- Data records
####

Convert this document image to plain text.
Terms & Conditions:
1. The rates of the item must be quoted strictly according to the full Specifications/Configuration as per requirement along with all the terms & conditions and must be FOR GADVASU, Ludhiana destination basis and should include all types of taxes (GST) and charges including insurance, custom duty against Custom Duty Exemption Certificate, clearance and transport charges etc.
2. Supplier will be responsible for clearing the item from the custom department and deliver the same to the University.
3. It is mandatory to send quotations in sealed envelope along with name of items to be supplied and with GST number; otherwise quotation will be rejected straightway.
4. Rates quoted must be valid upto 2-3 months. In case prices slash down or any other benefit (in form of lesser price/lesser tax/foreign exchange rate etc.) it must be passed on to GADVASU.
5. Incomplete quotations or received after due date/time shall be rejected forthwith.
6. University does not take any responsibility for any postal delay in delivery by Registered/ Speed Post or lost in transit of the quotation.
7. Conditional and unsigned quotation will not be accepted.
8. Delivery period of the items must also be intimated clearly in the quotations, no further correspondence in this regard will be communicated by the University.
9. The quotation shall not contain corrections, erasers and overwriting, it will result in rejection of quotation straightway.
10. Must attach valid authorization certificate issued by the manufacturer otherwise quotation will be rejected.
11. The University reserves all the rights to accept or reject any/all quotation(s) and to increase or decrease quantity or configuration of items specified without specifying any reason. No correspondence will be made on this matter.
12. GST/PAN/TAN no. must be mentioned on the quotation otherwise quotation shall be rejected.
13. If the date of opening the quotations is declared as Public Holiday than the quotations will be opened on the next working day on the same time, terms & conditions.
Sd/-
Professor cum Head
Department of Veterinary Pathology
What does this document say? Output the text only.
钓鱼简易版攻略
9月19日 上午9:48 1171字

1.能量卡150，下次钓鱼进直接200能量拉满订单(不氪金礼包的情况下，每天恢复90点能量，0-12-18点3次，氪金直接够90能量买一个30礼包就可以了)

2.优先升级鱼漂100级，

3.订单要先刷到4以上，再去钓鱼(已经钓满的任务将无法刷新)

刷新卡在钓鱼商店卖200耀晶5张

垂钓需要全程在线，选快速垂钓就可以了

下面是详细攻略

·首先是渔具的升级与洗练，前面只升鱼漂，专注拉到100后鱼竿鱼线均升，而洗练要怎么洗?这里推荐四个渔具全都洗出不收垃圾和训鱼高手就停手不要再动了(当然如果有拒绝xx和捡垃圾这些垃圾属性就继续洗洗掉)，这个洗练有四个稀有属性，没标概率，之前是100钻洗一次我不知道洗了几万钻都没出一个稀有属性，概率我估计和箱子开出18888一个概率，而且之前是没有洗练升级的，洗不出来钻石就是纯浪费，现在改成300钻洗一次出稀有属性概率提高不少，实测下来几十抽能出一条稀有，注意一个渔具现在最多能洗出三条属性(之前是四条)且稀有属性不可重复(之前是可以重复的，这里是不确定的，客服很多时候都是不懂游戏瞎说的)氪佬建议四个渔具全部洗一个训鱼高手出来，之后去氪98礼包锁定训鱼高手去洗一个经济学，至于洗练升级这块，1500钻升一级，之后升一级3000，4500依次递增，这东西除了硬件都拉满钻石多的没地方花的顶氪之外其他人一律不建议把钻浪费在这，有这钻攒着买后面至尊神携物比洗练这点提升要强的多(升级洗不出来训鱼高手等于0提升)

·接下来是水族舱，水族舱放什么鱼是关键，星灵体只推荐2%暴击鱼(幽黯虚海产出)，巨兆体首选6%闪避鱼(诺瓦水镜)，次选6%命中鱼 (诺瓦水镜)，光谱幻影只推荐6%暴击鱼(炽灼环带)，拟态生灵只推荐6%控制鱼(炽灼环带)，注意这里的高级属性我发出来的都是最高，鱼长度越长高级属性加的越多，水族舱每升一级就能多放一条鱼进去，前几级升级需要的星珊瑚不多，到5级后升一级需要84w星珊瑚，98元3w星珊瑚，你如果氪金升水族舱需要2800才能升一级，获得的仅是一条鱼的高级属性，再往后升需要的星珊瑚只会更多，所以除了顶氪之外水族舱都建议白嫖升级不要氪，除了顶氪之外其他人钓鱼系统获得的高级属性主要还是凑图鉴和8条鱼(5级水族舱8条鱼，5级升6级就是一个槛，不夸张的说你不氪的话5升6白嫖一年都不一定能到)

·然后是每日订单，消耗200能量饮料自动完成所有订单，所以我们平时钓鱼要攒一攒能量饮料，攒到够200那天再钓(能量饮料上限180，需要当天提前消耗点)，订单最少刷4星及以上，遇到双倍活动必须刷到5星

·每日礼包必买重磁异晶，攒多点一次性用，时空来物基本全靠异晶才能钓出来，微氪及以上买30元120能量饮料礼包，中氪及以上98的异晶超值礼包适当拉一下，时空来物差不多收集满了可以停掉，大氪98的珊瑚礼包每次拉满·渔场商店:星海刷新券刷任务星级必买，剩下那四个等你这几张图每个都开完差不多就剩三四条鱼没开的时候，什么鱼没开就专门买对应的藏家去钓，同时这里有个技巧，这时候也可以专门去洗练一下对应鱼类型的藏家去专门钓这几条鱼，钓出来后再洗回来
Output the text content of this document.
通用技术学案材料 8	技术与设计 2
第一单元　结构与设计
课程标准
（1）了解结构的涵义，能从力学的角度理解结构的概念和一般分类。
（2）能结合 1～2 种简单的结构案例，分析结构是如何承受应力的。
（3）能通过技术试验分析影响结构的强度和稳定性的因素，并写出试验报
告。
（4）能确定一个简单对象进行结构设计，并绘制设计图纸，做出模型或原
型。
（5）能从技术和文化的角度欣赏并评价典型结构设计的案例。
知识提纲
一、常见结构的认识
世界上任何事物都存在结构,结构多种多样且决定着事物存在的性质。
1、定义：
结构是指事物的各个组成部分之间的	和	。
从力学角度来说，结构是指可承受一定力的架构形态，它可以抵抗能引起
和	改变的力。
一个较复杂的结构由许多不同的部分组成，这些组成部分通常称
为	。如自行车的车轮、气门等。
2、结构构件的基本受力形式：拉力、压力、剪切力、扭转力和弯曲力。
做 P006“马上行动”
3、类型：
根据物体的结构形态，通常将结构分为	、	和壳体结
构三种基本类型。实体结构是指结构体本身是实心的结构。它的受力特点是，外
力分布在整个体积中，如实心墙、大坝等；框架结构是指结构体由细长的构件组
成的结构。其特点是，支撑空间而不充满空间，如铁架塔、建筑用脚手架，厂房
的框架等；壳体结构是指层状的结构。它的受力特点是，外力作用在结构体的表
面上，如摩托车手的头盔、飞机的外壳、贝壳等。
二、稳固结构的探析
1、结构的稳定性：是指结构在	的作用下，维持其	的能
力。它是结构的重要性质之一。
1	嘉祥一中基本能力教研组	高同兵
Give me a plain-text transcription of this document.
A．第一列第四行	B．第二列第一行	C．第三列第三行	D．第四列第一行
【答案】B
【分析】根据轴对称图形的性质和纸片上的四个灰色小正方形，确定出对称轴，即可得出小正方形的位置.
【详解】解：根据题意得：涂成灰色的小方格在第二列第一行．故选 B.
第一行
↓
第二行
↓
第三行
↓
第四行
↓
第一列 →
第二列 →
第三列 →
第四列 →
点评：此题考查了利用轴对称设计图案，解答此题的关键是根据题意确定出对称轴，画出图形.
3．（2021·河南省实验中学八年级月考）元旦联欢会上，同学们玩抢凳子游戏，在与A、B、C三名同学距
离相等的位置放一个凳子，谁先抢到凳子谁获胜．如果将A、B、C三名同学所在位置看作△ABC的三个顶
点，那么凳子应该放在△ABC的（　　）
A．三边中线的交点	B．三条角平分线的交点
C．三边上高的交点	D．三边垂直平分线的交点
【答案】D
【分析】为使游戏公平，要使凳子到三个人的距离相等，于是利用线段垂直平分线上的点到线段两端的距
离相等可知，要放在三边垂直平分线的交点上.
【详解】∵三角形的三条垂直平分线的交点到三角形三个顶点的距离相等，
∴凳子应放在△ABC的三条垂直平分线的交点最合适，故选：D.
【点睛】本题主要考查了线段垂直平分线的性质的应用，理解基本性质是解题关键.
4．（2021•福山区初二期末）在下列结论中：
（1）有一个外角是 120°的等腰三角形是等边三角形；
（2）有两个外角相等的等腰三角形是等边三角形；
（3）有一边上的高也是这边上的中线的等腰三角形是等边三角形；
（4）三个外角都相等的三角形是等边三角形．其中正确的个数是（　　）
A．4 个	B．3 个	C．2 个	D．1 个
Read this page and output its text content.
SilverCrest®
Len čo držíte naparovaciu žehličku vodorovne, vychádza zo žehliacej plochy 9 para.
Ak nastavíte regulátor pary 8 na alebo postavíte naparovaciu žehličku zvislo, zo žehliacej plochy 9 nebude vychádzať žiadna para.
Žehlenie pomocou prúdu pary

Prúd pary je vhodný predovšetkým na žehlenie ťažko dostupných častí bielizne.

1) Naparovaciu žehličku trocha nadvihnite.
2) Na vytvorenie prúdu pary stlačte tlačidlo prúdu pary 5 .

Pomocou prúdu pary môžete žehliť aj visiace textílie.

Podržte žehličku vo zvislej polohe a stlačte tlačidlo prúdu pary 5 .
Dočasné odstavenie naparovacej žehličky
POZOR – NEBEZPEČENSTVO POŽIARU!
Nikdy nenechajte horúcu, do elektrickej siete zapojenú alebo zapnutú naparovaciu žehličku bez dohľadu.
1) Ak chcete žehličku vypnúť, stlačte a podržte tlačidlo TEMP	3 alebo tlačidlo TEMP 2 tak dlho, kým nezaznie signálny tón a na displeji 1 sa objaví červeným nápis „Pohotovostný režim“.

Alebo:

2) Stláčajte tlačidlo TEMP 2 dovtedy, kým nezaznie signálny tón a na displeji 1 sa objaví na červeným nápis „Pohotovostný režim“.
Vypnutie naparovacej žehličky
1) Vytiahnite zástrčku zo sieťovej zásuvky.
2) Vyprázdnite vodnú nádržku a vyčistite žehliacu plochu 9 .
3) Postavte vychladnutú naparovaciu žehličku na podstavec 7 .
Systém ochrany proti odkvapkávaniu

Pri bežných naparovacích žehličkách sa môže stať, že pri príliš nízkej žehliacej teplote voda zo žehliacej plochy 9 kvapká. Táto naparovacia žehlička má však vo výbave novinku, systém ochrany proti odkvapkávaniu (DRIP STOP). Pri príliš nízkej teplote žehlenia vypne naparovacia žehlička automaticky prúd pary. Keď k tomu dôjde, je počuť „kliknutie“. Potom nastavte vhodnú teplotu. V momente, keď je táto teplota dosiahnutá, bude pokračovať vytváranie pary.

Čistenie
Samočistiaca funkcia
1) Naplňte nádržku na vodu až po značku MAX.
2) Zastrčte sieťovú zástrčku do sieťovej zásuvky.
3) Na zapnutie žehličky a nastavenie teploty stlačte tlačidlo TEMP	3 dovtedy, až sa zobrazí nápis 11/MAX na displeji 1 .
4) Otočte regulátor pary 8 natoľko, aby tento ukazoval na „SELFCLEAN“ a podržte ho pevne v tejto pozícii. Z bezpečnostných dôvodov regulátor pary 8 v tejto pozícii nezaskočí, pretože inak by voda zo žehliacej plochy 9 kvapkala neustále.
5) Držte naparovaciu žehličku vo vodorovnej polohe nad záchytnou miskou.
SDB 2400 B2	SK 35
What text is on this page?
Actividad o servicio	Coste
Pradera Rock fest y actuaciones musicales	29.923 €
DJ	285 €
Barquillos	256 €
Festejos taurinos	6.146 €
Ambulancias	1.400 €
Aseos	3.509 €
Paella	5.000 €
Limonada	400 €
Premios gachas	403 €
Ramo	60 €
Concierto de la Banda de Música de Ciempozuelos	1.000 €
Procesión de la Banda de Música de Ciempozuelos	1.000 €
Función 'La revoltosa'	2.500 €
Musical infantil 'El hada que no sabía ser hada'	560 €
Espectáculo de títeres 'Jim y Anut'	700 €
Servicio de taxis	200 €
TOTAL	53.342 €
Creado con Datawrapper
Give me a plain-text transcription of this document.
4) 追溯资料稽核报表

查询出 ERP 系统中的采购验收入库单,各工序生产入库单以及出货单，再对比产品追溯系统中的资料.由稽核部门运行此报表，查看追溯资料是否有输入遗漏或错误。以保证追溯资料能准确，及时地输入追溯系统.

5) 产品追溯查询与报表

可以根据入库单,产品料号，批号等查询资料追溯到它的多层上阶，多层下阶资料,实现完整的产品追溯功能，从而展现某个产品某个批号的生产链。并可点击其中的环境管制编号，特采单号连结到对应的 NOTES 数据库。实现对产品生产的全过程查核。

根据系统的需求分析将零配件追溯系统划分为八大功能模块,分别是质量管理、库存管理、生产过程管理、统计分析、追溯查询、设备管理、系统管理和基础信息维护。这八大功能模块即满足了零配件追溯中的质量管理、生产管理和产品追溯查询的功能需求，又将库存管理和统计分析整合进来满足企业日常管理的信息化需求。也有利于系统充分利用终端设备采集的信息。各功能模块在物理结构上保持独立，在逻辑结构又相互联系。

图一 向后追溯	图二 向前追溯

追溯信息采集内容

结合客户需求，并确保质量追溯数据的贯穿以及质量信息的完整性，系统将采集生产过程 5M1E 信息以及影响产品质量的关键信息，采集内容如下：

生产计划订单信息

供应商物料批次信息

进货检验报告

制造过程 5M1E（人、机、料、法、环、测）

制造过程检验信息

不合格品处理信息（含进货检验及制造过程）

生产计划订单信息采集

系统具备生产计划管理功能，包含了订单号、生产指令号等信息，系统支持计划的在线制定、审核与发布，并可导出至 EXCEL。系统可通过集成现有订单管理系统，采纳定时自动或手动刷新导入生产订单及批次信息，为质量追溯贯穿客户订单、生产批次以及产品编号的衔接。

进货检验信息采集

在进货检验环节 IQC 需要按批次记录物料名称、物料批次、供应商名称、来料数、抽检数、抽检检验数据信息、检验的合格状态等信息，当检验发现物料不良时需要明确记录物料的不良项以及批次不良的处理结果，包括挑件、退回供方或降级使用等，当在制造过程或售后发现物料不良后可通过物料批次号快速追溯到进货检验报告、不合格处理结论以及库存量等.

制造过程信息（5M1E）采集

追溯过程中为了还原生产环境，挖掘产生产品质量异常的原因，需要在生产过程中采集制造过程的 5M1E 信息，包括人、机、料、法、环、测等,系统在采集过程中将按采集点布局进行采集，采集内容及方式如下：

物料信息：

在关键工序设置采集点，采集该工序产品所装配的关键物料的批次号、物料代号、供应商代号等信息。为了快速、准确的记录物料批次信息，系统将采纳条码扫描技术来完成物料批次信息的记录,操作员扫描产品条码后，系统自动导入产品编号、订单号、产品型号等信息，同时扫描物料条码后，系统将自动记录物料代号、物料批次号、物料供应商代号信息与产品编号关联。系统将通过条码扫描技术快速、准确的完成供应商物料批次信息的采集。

####

- Exercise
Whenever "this" turns up in a line, pick that line out.

- Exercise output
Convert this document image to plain text.
8. Delivery period of the items must also be intimated clearly in the quotations, no further correspondence in this regard will be communicated by the University.
11. The University reserves all the rights to accept or reject any/all quotation(s) and to increase or decrease quantity or configuration of items specified without specifying any reason. No correspondence will be made on this matter.
What does this document say? Output the text only.
Output the text content of this document.
Give me a plain-text transcription of this document.
Read this page and output its text content.
What text is on this page?
Give me a plain-text transcription of this document.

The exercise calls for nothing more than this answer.